### [Requirements]
Quote all of the data below exactly, please.

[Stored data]
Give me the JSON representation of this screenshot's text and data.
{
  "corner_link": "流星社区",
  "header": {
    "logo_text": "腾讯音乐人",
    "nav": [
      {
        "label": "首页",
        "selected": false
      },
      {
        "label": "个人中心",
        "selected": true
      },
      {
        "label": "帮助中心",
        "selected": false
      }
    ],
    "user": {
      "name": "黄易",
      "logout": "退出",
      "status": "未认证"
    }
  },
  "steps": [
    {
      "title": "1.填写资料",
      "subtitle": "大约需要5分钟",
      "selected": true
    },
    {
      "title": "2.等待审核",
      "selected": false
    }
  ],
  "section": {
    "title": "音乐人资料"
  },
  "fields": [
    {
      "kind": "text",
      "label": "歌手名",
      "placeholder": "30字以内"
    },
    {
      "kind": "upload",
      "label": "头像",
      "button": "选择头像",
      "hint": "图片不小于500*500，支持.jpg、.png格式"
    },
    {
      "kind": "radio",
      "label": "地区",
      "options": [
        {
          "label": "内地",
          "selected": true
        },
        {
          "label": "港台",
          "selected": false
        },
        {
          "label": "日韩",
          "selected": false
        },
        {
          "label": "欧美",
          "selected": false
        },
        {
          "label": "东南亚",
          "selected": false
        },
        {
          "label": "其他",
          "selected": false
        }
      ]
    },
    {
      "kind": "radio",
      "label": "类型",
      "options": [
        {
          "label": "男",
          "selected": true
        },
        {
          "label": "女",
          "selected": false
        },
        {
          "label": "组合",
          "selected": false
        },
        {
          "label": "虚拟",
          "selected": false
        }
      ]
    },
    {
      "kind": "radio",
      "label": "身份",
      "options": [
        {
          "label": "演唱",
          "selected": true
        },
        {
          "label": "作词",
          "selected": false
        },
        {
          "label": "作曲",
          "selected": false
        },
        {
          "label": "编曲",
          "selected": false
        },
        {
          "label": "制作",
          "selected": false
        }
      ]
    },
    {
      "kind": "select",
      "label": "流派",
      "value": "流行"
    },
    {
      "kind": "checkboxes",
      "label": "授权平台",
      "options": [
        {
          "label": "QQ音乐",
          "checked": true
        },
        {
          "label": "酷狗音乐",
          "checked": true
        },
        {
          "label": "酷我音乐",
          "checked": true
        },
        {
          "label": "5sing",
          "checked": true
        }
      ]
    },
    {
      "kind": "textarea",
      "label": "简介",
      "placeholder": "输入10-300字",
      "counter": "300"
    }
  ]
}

### [Answer for the task]
Give me the JSON representation of this screenshot's text and data.
{
  "corner_link": "流星社区",
  "header": {
    "logo_text": "腾讯音乐人",
    "nav": [
      {
        "label": "首页",
        "selected": false
      },
      {
        "label": "个人中心",
        "selected": true
      },
      {
        "label": "帮助中心",
        "selected": false
      }
    ],
    "user": {
      "name": "黄易",
      "logout": "退出",
      "status": "未认证"
    }
  },
  "steps": [
    {
      "title": "1.填写资料",
      "subtitle": "大约需要5分钟",
      "selected": true
    },
    {
      "title": "2.等待审核",
      "selected": false
    }
  ],
  "section": {
    "title": "音乐人资料"
  },
  "fields": [
    {
      "kind": "text",
      "label": "歌手名",
      "placeholder": "30字以内"
    },
    {
      "kind": "upload",
      "label": "头像",
      "button": "选择头像",
      "hint": "图片不小于500*500，支持.jpg、.png格式"
    },
    {
      "kind": "radio",
      "label": "地区",
      "options": [
        {
          "label": "内地",
          "selected": true
        },
        {
          "label": "港台",
          "selected": false
        },
        {
          "label": "日韩",
          "selected": false
        },
        {
          "label": "欧美",
          "selected": false
        },
        {
          "label": "东南亚",
          "selected": false
        },
        {
          "label": "其他",
          "selected": false
        }
      ]
    },
    {
      "kind": "radio",
      "label": "类型",
      "options": [
        {
          "label": "男",
          "selected": true
        },
        {
          "label": "女",
          "selected": false
        },
        {
          "label": "组合",
          "selected": false
        },
        {
          "label": "虚拟",
          "selected": false
        }
      ]
    },
    {
      "kind": "radio",
      "label": "身份",
      "options": [
        {
          "label": "演唱",
          "selected": true
        },
        {
          "label": "作词",
          "selected": false
        },
        {
          "label": "作曲",
          "selected": false
        },
        {
          "label": "编曲",
          "selected": false
        },
        {
          "label": "制作",
          "selected": false
        }
      ]
    },
    {
      "kind": "select",
      "label": "流派",
      "value": "流行"
    },
    {
      "kind": "checkboxes",
      "label": "授权平台",
      "options": [
        {
          "label": "QQ音乐",
          "checked": true
        },
        {
          "label": "酷狗音乐",
          "checked": true
        },
        {
          "label": "酷我音乐",
          "checked": true
        },
        {
          "label": "5sing",
          "checked": true
        }
      ]
    },
    {
      "kind": "textarea",
      "label": "简介",
      "placeholder": "输入10-300字",
      "counter": "300"
    }
  ]
}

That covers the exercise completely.